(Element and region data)
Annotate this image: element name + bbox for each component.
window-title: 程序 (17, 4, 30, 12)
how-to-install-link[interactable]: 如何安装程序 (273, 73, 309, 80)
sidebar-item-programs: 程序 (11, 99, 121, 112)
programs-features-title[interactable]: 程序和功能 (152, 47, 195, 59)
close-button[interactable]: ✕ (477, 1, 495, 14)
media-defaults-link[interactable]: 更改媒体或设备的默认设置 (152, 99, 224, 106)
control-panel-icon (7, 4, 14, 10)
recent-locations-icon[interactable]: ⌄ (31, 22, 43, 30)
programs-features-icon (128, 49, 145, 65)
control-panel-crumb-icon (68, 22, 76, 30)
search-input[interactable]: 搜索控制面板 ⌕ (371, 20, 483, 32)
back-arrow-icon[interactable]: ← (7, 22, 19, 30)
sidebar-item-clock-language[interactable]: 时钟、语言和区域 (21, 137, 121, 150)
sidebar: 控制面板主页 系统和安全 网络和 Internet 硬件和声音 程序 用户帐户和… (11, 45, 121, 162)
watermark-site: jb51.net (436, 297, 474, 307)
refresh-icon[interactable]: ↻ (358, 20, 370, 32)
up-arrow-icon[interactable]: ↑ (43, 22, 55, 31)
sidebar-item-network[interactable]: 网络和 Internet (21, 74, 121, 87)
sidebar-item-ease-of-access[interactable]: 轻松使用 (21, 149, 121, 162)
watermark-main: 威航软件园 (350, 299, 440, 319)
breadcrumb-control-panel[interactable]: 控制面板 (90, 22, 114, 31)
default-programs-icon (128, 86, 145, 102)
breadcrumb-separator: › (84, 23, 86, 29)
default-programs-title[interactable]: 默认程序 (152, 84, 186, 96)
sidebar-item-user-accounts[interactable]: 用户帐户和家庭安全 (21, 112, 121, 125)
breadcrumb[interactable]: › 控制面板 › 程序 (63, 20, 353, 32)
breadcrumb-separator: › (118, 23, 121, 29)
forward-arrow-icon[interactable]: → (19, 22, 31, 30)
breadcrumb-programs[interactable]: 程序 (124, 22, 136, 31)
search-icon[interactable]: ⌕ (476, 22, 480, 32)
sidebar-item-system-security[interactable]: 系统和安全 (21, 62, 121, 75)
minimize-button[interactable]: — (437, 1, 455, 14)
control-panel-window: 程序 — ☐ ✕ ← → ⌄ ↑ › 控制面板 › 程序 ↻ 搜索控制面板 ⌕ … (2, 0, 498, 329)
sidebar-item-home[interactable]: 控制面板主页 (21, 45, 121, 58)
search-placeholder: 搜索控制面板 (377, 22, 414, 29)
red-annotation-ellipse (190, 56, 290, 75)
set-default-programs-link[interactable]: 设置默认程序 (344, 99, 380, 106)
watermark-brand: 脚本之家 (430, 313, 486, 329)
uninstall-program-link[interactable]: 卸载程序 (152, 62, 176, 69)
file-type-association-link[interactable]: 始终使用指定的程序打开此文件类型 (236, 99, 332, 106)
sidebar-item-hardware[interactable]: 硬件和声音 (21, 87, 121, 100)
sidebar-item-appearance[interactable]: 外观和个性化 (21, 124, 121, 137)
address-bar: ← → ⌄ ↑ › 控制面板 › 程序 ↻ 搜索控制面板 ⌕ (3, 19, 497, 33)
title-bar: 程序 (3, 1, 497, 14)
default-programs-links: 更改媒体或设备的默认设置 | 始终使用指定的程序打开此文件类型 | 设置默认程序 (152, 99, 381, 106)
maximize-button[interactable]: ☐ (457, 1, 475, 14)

### Task objective
Locate every line in the entries above that contains the string "title", and copy each of those lines in full. Matching is case-sensitive.

### The completed task
window-title: 程序 (17, 4, 30, 12)
programs-features-title[interactable]: 程序和功能 (152, 47, 195, 59)
default-programs-title[interactable]: 默认程序 (152, 84, 186, 96)
title-bar: 程序 (3, 1, 497, 14)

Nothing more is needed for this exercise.